Problem requirements => Every record below is to be retyped exactly.

Dataset records =>
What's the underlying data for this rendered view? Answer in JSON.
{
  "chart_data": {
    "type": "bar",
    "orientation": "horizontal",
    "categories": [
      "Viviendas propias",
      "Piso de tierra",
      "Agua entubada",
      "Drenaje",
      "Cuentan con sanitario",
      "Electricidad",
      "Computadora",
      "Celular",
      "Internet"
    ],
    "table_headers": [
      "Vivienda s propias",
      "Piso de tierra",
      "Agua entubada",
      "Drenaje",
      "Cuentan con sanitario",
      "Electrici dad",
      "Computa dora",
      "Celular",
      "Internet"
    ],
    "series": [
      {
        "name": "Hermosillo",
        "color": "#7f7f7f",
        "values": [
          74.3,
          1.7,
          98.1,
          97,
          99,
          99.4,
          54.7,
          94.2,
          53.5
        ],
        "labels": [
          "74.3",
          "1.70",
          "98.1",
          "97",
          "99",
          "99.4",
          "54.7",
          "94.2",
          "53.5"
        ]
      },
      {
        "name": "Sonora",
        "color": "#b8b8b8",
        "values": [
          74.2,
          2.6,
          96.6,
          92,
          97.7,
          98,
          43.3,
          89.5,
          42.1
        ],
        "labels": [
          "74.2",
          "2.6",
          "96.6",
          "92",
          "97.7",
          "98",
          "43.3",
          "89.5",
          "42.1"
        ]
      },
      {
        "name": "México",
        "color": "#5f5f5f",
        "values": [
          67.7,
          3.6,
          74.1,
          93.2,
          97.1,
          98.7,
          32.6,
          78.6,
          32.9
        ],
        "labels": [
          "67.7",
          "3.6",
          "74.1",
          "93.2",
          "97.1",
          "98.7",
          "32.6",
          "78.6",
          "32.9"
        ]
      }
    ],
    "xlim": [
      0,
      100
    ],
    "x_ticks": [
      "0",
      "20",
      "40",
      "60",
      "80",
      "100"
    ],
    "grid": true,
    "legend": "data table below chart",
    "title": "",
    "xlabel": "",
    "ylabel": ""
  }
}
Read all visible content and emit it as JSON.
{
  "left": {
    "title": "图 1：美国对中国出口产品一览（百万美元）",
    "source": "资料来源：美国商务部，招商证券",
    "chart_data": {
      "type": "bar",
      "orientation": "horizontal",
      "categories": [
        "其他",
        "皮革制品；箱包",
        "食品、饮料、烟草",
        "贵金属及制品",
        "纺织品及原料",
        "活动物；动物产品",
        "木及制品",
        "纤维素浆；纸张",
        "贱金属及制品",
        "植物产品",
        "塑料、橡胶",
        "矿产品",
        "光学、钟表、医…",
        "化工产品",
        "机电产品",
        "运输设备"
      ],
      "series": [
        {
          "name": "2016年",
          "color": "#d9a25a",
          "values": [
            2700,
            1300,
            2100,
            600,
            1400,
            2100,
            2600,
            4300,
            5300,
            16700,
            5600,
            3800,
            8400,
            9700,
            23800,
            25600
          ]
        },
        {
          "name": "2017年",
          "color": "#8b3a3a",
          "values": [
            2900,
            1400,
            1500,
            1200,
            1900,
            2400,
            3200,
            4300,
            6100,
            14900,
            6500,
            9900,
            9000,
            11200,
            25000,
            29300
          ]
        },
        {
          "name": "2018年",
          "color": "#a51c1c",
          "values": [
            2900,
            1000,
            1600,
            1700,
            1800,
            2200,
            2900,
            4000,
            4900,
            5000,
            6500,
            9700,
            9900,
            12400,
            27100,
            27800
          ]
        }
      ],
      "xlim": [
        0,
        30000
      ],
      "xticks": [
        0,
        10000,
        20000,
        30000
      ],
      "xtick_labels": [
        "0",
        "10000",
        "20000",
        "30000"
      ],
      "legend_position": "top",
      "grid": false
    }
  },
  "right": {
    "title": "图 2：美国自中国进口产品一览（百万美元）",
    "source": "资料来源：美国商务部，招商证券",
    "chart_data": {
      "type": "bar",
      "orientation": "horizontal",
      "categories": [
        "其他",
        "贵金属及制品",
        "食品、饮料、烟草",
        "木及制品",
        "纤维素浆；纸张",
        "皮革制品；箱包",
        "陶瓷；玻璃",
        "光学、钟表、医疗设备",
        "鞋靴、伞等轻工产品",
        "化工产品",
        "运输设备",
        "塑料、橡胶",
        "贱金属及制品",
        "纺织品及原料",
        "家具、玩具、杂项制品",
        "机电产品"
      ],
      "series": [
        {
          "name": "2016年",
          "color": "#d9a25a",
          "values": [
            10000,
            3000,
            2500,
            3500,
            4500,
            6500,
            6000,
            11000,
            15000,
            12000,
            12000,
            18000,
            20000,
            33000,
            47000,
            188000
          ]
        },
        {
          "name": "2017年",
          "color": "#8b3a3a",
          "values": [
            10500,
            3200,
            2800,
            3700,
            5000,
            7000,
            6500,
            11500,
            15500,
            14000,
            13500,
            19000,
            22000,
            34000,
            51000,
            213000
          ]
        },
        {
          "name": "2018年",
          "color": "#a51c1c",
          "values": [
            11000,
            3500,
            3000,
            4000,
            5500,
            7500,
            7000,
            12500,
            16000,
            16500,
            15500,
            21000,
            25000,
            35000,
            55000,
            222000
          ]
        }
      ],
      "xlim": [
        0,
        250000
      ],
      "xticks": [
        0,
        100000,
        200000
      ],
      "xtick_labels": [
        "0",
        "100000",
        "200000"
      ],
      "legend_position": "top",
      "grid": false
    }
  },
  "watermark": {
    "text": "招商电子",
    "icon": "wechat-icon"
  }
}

The answer =>
What's the underlying data for this rendered view? Answer in JSON.
{
  "chart_data": {
    "type": "bar",
    "orientation": "horizontal",
    "categories": [
      "Viviendas propias",
      "Piso de tierra",
      "Agua entubada",
      "Drenaje",
      "Cuentan con sanitario",
      "Electricidad",
      "Computadora",
      "Celular",
      "Internet"
    ],
    "table_headers": [
      "Vivienda s propias",
      "Piso de tierra",
      "Agua entubada",
      "Drenaje",
      "Cuentan con sanitario",
      "Electrici dad",
      "Computa dora",
      "Celular",
      "Internet"
    ],
    "series": [
      {
        "name": "Hermosillo",
        "color": "#7f7f7f",
        "values": [
          74.3,
          1.7,
          98.1,
          97,
          99,
          99.4,
          54.7,
          94.2,
          53.5
        ],
        "labels": [
          "74.3",
          "1.70",
          "98.1",
          "97",
          "99",
          "99.4",
          "54.7",
          "94.2",
          "53.5"
        ]
      },
      {
        "name": "Sonora",
        "color": "#b8b8b8",
        "values": [
          74.2,
          2.6,
          96.6,
          92,
          97.7,
          98,
          43.3,
          89.5,
          42.1
        ],
        "labels": [
          "74.2",
          "2.6",
          "96.6",
          "92",
          "97.7",
          "98",
          "43.3",
          "89.5",
          "42.1"
        ]
      },
      {
        "name": "México",
        "color": "#5f5f5f",
        "values": [
          67.7,
          3.6,
          74.1,
          93.2,
          97.1,
          98.7,
          32.6,
          78.6,
          32.9
        ],
        "labels": [
          "67.7",
          "3.6",
          "74.1",
          "93.2",
          "97.1",
          "98.7",
          "32.6",
          "78.6",
          "32.9"
        ]
      }
    ],
    "xlim": [
      0,
      100
    ],
    "x_ticks": [
      "0",
      "20",
      "40",
      "60",
      "80",
      "100"
    ],
    "grid": true,
    "legend": "data table below chart",
    "title": "",
    "xlabel": "",
    "ylabel": ""
  }
}
Read all visible content and emit it as JSON.
{
  "left": {
    "title": "图 1：美国对中国出口产品一览（百万美元）",
    "source": "资料来源：美国商务部，招商证券",
    "chart_data": {
      "type": "bar",
      "orientation": "horizontal",
      "categories": [
        "其他",
        "皮革制品；箱包",
        "食品、饮料、烟草",
        "贵金属及制品",
        "纺织品及原料",
        "活动物；动物产品",
        "木及制品",
        "纤维素浆；纸张",
        "贱金属及制品",
        "植物产品",
        "塑料、橡胶",
        "矿产品",
        "光学、钟表、医…",
        "化工产品",
        "机电产品",
        "运输设备"
      ],
      "series": [
        {
          "name": "2016年",
          "color": "#d9a25a",
          "values": [
            2700,
            1300,
            2100,
            600,
            1400,
            2100,
            2600,
            4300,
            5300,
            16700,
            5600,
            3800,
            8400,
            9700,
            23800,
            25600
          ]
        },
        {
          "name": "2017年",
          "color": "#8b3a3a",
          "values": [
            2900,
            1400,
            1500,
            1200,
            1900,
            2400,
            3200,
            4300,
            6100,
            14900,
            6500,
            9900,
            9000,
            11200,
            25000,
            29300
          ]
        },
        {
          "name": "2018年",
          "color": "#a51c1c",
          "values": [
            2900,
            1000,
            1600,
            1700,
            1800,
            2200,
            2900,
            4000,
            4900,
            5000,
            6500,
            9700,
            9900,
            12400,
            27100,
            27800
          ]
        }
      ],
      "xlim": [
        0,
        30000
      ],
      "xticks": [
        0,
        10000,
        20000,
        30000
      ],
      "xtick_labels": [
        "0",
        "10000",
        "20000",
        "30000"
      ],
      "legend_position": "top",
      "grid": false
    }
  },
  "right": {
    "title": "图 2：美国自中国进口产品一览（百万美元）",
    "source": "资料来源：美国商务部，招商证券",
    "chart_data": {
      "type": "bar",
      "orientation": "horizontal",
      "categories": [
        "其他",
        "贵金属及制品",
        "食品、饮料、烟草",
        "木及制品",
        "纤维素浆；纸张",
        "皮革制品；箱包",
        "陶瓷；玻璃",
        "光学、钟表、医疗设备",
        "鞋靴、伞等轻工产品",
        "化工产品",
        "运输设备",
        "塑料、橡胶",
        "贱金属及制品",
        "纺织品及原料",
        "家具、玩具、杂项制品",
        "机电产品"
      ],
      "series": [
        {
          "name": "2016年",
          "color": "#d9a25a",
          "values": [
            10000,
            3000,
            2500,
            3500,
            4500,
            6500,
            6000,
            11000,
            15000,
            12000,
            12000,
            18000,
            20000,
            33000,
            47000,
            188000
          ]
        },
        {
          "name": "2017年",
          "color": "#8b3a3a",
          "values": [
            10500,
            3200,
            2800,
            3700,
            5000,
            7000,
            6500,
            11500,
            15500,
            14000,
            13500,
            19000,
            22000,
            34000,
            51000,
            213000
          ]
        },
        {
          "name": "2018年",
          "color": "#a51c1c",
          "values": [
            11000,
            3500,
            3000,
            4000,
            5500,
            7500,
            7000,
            12500,
            16000,
            16500,
            15500,
            21000,
            25000,
            35000,
            55000,
            222000
          ]
        }
      ],
      "xlim": [
        0,
        250000
      ],
      "xticks": [
        0,
        100000,
        200000
      ],
      "xtick_labels": [
        "0",
        "100000",
        "200000"
      ],
      "legend_position": "top",
      "grid": false
    }
  },
  "watermark": {
    "text": "招商电子",
    "icon": "wechat-icon"
  }
}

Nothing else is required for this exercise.